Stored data
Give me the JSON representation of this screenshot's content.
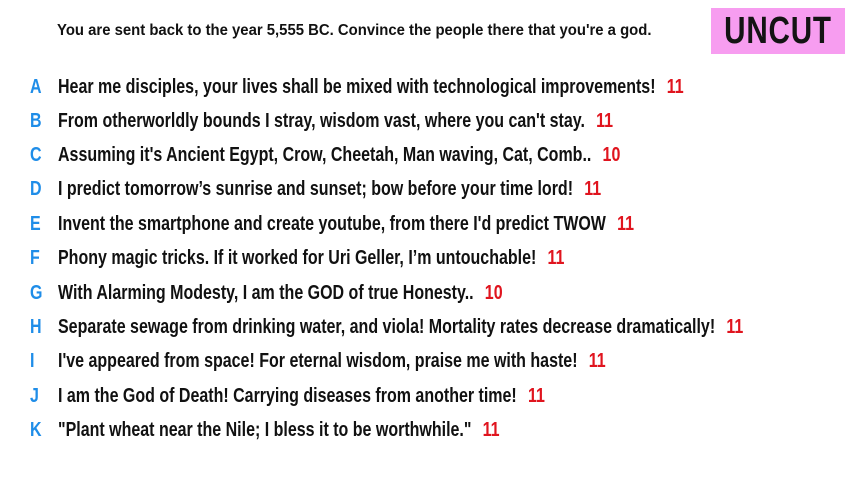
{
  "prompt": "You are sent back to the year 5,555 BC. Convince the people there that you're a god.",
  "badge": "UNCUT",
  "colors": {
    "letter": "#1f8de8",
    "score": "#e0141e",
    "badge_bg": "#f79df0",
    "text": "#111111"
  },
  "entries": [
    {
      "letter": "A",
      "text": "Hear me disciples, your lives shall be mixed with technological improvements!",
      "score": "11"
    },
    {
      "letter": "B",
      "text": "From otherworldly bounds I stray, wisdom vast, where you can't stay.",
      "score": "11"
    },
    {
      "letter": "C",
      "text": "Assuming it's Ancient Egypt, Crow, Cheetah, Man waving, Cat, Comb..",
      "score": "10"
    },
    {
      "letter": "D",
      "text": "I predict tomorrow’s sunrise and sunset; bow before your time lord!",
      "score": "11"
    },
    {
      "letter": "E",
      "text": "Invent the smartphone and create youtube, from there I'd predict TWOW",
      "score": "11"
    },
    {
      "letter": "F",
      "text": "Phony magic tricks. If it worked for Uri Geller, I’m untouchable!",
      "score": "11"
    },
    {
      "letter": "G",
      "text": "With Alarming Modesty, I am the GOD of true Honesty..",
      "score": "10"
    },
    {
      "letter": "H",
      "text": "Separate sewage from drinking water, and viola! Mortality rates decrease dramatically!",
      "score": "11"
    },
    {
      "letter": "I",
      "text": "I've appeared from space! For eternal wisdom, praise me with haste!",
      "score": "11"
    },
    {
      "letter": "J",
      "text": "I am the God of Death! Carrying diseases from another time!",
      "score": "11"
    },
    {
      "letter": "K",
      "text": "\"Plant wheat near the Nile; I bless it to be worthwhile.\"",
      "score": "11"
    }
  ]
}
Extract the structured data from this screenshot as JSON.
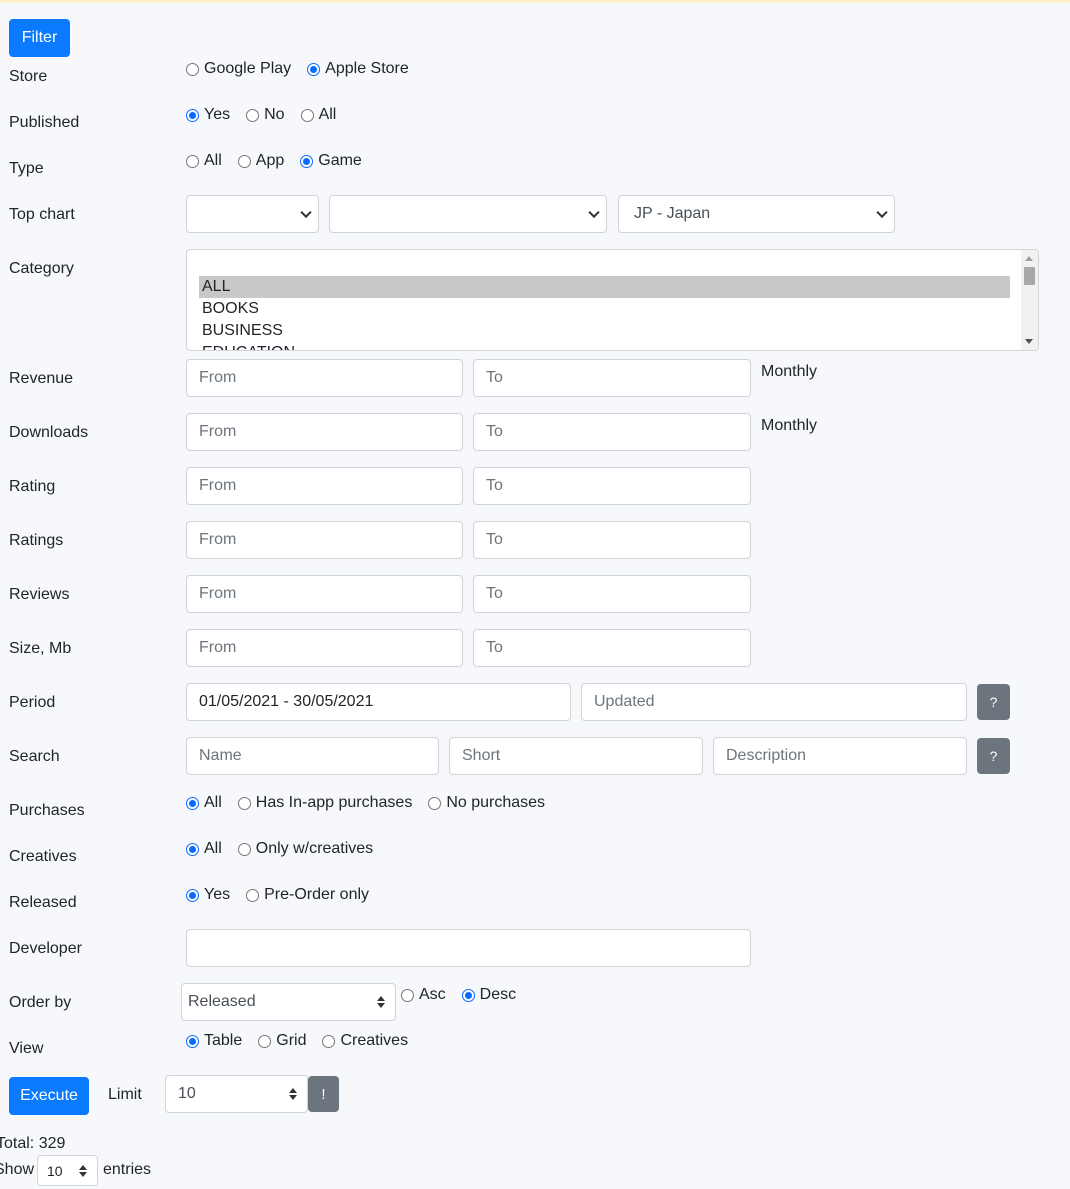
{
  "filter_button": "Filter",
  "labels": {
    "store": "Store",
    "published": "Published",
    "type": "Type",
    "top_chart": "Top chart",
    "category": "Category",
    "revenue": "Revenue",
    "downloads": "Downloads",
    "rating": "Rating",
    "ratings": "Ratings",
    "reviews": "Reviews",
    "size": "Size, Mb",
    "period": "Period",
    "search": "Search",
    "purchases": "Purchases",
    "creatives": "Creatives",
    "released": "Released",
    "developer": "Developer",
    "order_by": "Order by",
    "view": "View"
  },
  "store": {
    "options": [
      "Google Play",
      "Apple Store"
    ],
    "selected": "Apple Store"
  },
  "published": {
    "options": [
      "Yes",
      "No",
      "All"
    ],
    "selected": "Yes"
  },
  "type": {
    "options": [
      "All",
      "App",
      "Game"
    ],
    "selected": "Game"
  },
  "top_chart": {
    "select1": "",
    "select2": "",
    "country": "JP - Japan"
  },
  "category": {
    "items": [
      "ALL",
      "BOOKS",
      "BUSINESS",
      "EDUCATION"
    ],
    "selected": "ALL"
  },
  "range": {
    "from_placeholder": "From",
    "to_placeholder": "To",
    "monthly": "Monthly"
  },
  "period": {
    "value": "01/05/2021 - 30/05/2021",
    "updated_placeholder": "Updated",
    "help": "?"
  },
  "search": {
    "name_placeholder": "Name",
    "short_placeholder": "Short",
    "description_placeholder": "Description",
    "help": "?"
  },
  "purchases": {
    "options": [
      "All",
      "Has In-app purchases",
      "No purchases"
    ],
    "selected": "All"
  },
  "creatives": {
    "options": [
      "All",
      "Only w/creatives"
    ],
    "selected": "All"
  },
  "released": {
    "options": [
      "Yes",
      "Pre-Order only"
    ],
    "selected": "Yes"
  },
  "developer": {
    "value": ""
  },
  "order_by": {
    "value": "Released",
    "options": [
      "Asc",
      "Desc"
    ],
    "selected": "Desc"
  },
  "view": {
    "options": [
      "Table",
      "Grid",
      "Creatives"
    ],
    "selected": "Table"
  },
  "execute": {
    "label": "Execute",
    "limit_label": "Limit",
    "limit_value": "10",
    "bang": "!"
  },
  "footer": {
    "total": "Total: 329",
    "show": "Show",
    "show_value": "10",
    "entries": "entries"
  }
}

- _What the task requires_: Your task is to set down the records shown above exactly, minus any pictures.

- _Response_:
Give me the JSON representation of this screenshot's content.
{
  "prompt": "You are sent back to the year 5,555 BC. Convince the people there that you're a god.",
  "badge": "UNCUT",
  "colors": {
    "letter": "#1f8de8",
    "score": "#e0141e",
    "badge_bg": "#f79df0",
    "text": "#111111"
  },
  "entries": [
    {
      "letter": "A",
      "text": "Hear me disciples, your lives shall be mixed with technological improvements!",
      "score": "11"
    },
    {
      "letter": "B",
      "text": "From otherworldly bounds I stray, wisdom vast, where you can't stay.",
      "score": "11"
    },
    {
      "letter": "C",
      "text": "Assuming it's Ancient Egypt, Crow, Cheetah, Man waving, Cat, Comb..",
      "score": "10"
    },
    {
      "letter": "D",
      "text": "I predict tomorrow’s sunrise and sunset; bow before your time lord!",
      "score": "11"
    },
    {
      "letter": "E",
      "text": "Invent the smartphone and create youtube, from there I'd predict TWOW",
      "score": "11"
    },
    {
      "letter": "F",
      "text": "Phony magic tricks. If it worked for Uri Geller, I’m untouchable!",
      "score": "11"
    },
    {
      "letter": "G",
      "text": "With Alarming Modesty, I am the GOD of true Honesty..",
      "score": "10"
    },
    {
      "letter": "H",
      "text": "Separate sewage from drinking water, and viola! Mortality rates decrease dramatically!",
      "score": "11"
    },
    {
      "letter": "I",
      "text": "I've appeared from space! For eternal wisdom, praise me with haste!",
      "score": "11"
    },
    {
      "letter": "J",
      "text": "I am the God of Death! Carrying diseases from another time!",
      "score": "11"
    },
    {
      "letter": "K",
      "text": "\"Plant wheat near the Nile; I bless it to be worthwhile.\"",
      "score": "11"
    }
  ]
}
Extract the structured data from this screenshot as JSON.
{
  "filter_button": "Filter",
  "labels": {
    "store": "Store",
    "published": "Published",
    "type": "Type",
    "top_chart": "Top chart",
    "category": "Category",
    "revenue": "Revenue",
    "downloads": "Downloads",
    "rating": "Rating",
    "ratings": "Ratings",
    "reviews": "Reviews",
    "size": "Size, Mb",
    "period": "Period",
    "search": "Search",
    "purchases": "Purchases",
    "creatives": "Creatives",
    "released": "Released",
    "developer": "Developer",
    "order_by": "Order by",
    "view": "View"
  },
  "store": {
    "options": [
      "Google Play",
      "Apple Store"
    ],
    "selected": "Apple Store"
  },
  "published": {
    "options": [
      "Yes",
      "No",
      "All"
    ],
    "selected": "Yes"
  },
  "type": {
    "options": [
      "All",
      "App",
      "Game"
    ],
    "selected": "Game"
  },
  "top_chart": {
    "select1": "",
    "select2": "",
    "country": "JP - Japan"
  },
  "category": {
    "items": [
      "ALL",
      "BOOKS",
      "BUSINESS",
      "EDUCATION"
    ],
    "selected": "ALL"
  },
  "range": {
    "from_placeholder": "From",
    "to_placeholder": "To",
    "monthly": "Monthly"
  },
  "period": {
    "value": "01/05/2021 - 30/05/2021",
    "updated_placeholder": "Updated",
    "help": "?"
  },
  "search": {
    "name_placeholder": "Name",
    "short_placeholder": "Short",
    "description_placeholder": "Description",
    "help": "?"
  },
  "purchases": {
    "options": [
      "All",
      "Has In-app purchases",
      "No purchases"
    ],
    "selected": "All"
  },
  "creatives": {
    "options": [
      "All",
      "Only w/creatives"
    ],
    "selected": "All"
  },
  "released": {
    "options": [
      "Yes",
      "Pre-Order only"
    ],
    "selected": "Yes"
  },
  "developer": {
    "value": ""
  },
  "order_by": {
    "value": "Released",
    "options": [
      "Asc",
      "Desc"
    ],
    "selected": "Desc"
  },
  "view": {
    "options": [
      "Table",
      "Grid",
      "Creatives"
    ],
    "selected": "Table"
  },
  "execute": {
    "label": "Execute",
    "limit_label": "Limit",
    "limit_value": "10",
    "bang": "!"
  },
  "footer": {
    "total": "Total: 329",
    "show": "Show",
    "show_value": "10",
    "entries": "entries"
  }
}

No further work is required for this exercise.